Objective:
Transcribe every entry word for word, leaving out all images.

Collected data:
******************************
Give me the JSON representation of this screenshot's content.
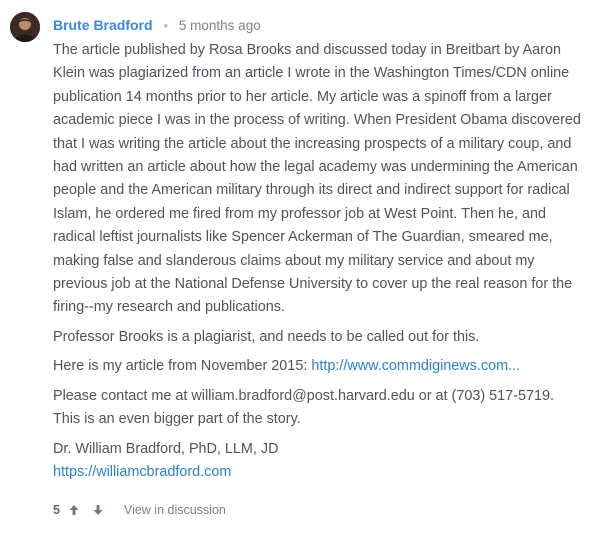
{
  "comment": {
    "author": "Brute Bradford",
    "separator": "•",
    "time": "5 months ago",
    "paragraphs": [
      "The article published by Rosa Brooks and discussed today in Breitbart by Aaron Klein was plagiarized from an article I wrote in the Washington Times/CDN online publication 14 months prior to her article. My article was a spinoff from a larger academic piece I was in the process of writing. When President Obama discovered that I was writing the article about the increasing prospects of a military coup, and had written an article about how the legal academy was undermining the American people and the American military through its direct and indirect support for radical Islam, he ordered me fired from my professor job at West Point. Then he, and radical leftist journalists like Spencer Ackerman of The Guardian, smeared me, making false and slanderous claims about my military service and about my previous job at the National Defense University to cover up the real reason for the firing--my research and publications.",
      "Professor Brooks is a plagiarist, and needs to be called out for this."
    ],
    "article_prefix": "Here is my article from November 2015: ",
    "article_link": "http://www.commdiginews.com...",
    "contact_line1": "Please contact me at william.bradford@post.harvard.edu or at (703) 517-5719.",
    "contact_line2": "This is an even bigger part of the story.",
    "signature_name": "Dr. William Bradford, PhD, LLM, JD",
    "signature_link": "https://williamcbradford.com"
  },
  "footer": {
    "vote_count": "5",
    "view_label": "View in discussion"
  },
  "colors": {
    "author": "#3a8ad8",
    "link": "#2a7fd4",
    "text": "#4d545b",
    "muted": "#7b848c"
  },
  "icons": {
    "avatar": "user-avatar",
    "upvote": "arrow-up-icon",
    "downvote": "arrow-down-icon"
  }
}
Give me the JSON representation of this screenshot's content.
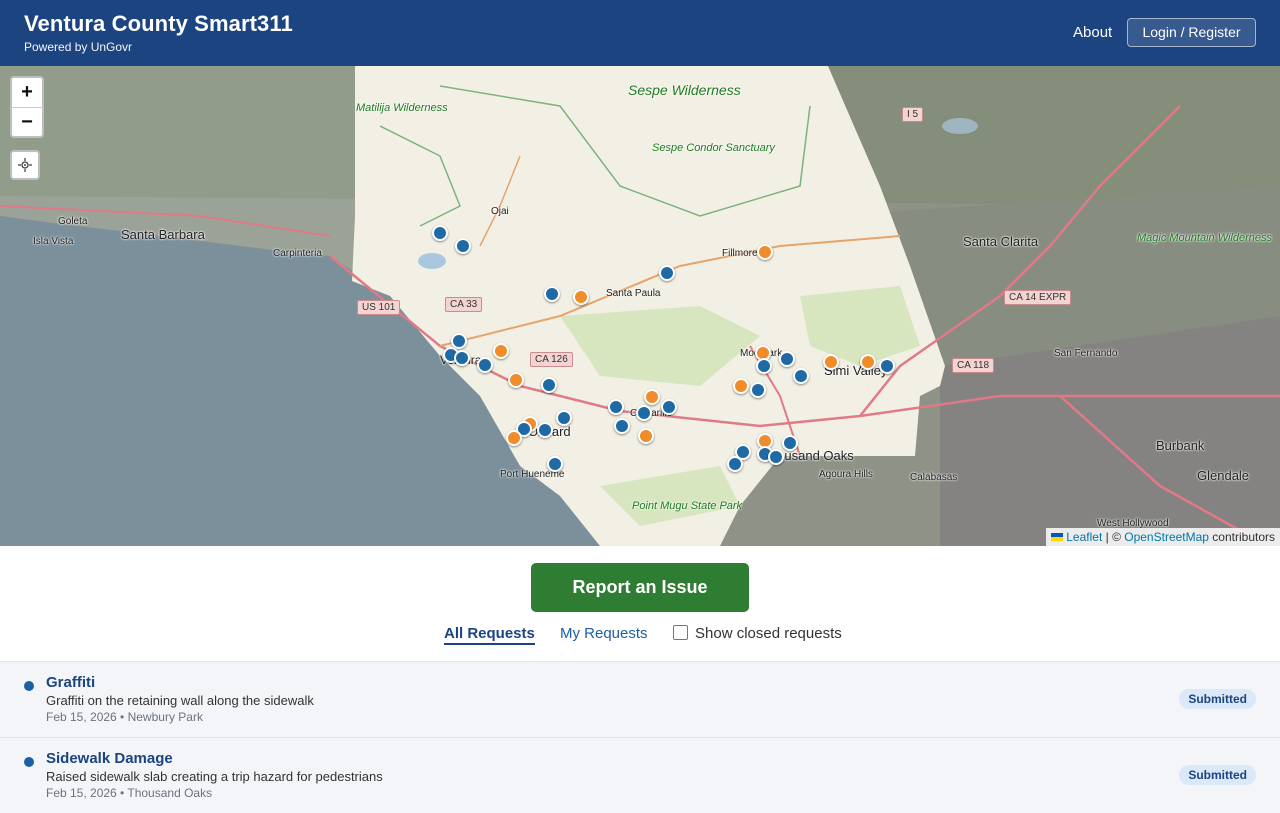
{
  "header": {
    "title": "Ventura County Smart311",
    "subtitle": "Powered by UnGovr",
    "about_label": "About",
    "login_label": "Login / Register"
  },
  "map": {
    "zoom_in": "+",
    "zoom_out": "−",
    "locate_icon": "crosshair-icon",
    "attribution": {
      "leaflet": "Leaflet",
      "sep": " | © ",
      "osm": "OpenStreetMap",
      "suffix": " contributors"
    },
    "labels": {
      "sespe": "Sespe Wilderness",
      "matilija": "Matilija Wilderness",
      "condor": "Sespe Condor Sanctuary",
      "goleta": "Goleta",
      "isla_vista": "Isla Vista",
      "santa_barbara": "Santa Barbara",
      "carpinteria": "Carpinteria",
      "ojai": "Ojai",
      "fillmore": "Fillmore",
      "santa_paula": "Santa Paula",
      "ventura": "Ventura",
      "moorpark": "Moorpark",
      "simi_valley": "Simi Valley",
      "oxnard": "Oxnard",
      "camarillo": "Camarillo",
      "port_hueneme": "Port Hueneme",
      "thousand_oaks": "Thousand Oaks",
      "agoura_hills": "Agoura Hills",
      "calabasas": "Calabasas",
      "point_mugu": "Point Mugu State Park",
      "santa_clarita": "Santa Clarita",
      "magic_mountain": "Magic Mountain Wilderness",
      "san_fernando": "San Fernando",
      "burbank": "Burbank",
      "glendale": "Glendale",
      "west_hollywood": "West Hollywood",
      "i5": "I 5",
      "us101": "US 101",
      "ca33": "CA 33",
      "ca126": "CA 126",
      "ca14": "CA 14 EXPR",
      "ca118": "CA 118"
    },
    "marker_colors": {
      "submitted": "#1f6aa5",
      "in_progress": "#f18c2a"
    }
  },
  "actions": {
    "report_label": "Report an Issue",
    "tab_all": "All Requests",
    "tab_mine": "My Requests",
    "show_closed": "Show closed requests"
  },
  "requests": [
    {
      "title": "Graffiti",
      "description": "Graffiti on the retaining wall along the sidewalk",
      "meta": "Feb 15, 2026 • Newbury Park",
      "status": "Submitted"
    },
    {
      "title": "Sidewalk Damage",
      "description": "Raised sidewalk slab creating a trip hazard for pedestrians",
      "meta": "Feb 15, 2026 • Thousand Oaks",
      "status": "Submitted"
    }
  ]
}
******************************
Exercise answer:
Give me the JSON representation of this screenshot's content.
{
  "comment": {
    "author": "Brute Bradford",
    "separator": "•",
    "time": "5 months ago",
    "paragraphs": [
      "The article published by Rosa Brooks and discussed today in Breitbart by Aaron Klein was plagiarized from an article I wrote in the Washington Times/CDN online publication 14 months prior to her article. My article was a spinoff from a larger academic piece I was in the process of writing. When President Obama discovered that I was writing the article about the increasing prospects of a military coup, and had written an article about how the legal academy was undermining the American people and the American military through its direct and indirect support for radical Islam, he ordered me fired from my professor job at West Point. Then he, and radical leftist journalists like Spencer Ackerman of The Guardian, smeared me, making false and slanderous claims about my military service and about my previous job at the National Defense University to cover up the real reason for the firing--my research and publications.",
      "Professor Brooks is a plagiarist, and needs to be called out for this."
    ],
    "article_prefix": "Here is my article from November 2015: ",
    "article_link": "http://www.commdiginews.com...",
    "contact_line1": "Please contact me at william.bradford@post.harvard.edu or at (703) 517-5719.",
    "contact_line2": "This is an even bigger part of the story.",
    "signature_name": "Dr. William Bradford, PhD, LLM, JD",
    "signature_link": "https://williamcbradford.com"
  },
  "footer": {
    "vote_count": "5",
    "view_label": "View in discussion"
  },
  "colors": {
    "author": "#3a8ad8",
    "link": "#2a7fd4",
    "text": "#4d545b",
    "muted": "#7b848c"
  },
  "icons": {
    "avatar": "user-avatar",
    "upvote": "arrow-up-icon",
    "downvote": "arrow-down-icon"
  }
}
Give me the JSON representation of this screenshot's content.
{
  "header": {
    "title": "Ventura County Smart311",
    "subtitle": "Powered by UnGovr",
    "about_label": "About",
    "login_label": "Login / Register"
  },
  "map": {
    "zoom_in": "+",
    "zoom_out": "−",
    "locate_icon": "crosshair-icon",
    "attribution": {
      "leaflet": "Leaflet",
      "sep": " | © ",
      "osm": "OpenStreetMap",
      "suffix": " contributors"
    },
    "labels": {
      "sespe": "Sespe Wilderness",
      "matilija": "Matilija Wilderness",
      "condor": "Sespe Condor Sanctuary",
      "goleta": "Goleta",
      "isla_vista": "Isla Vista",
      "santa_barbara": "Santa Barbara",
      "carpinteria": "Carpinteria",
      "ojai": "Ojai",
      "fillmore": "Fillmore",
      "santa_paula": "Santa Paula",
      "ventura": "Ventura",
      "moorpark": "Moorpark",
      "simi_valley": "Simi Valley",
      "oxnard": "Oxnard",
      "camarillo": "Camarillo",
      "port_hueneme": "Port Hueneme",
      "thousand_oaks": "Thousand Oaks",
      "agoura_hills": "Agoura Hills",
      "calabasas": "Calabasas",
      "point_mugu": "Point Mugu State Park",
      "santa_clarita": "Santa Clarita",
      "magic_mountain": "Magic Mountain Wilderness",
      "san_fernando": "San Fernando",
      "burbank": "Burbank",
      "glendale": "Glendale",
      "west_hollywood": "West Hollywood",
      "i5": "I 5",
      "us101": "US 101",
      "ca33": "CA 33",
      "ca126": "CA 126",
      "ca14": "CA 14 EXPR",
      "ca118": "CA 118"
    },
    "marker_colors": {
      "submitted": "#1f6aa5",
      "in_progress": "#f18c2a"
    }
  },
  "actions": {
    "report_label": "Report an Issue",
    "tab_all": "All Requests",
    "tab_mine": "My Requests",
    "show_closed": "Show closed requests"
  },
  "requests": [
    {
      "title": "Graffiti",
      "description": "Graffiti on the retaining wall along the sidewalk",
      "meta": "Feb 15, 2026 • Newbury Park",
      "status": "Submitted"
    },
    {
      "title": "Sidewalk Damage",
      "description": "Raised sidewalk slab creating a trip hazard for pedestrians",
      "meta": "Feb 15, 2026 • Thousand Oaks",
      "status": "Submitted"
    }
  ]
}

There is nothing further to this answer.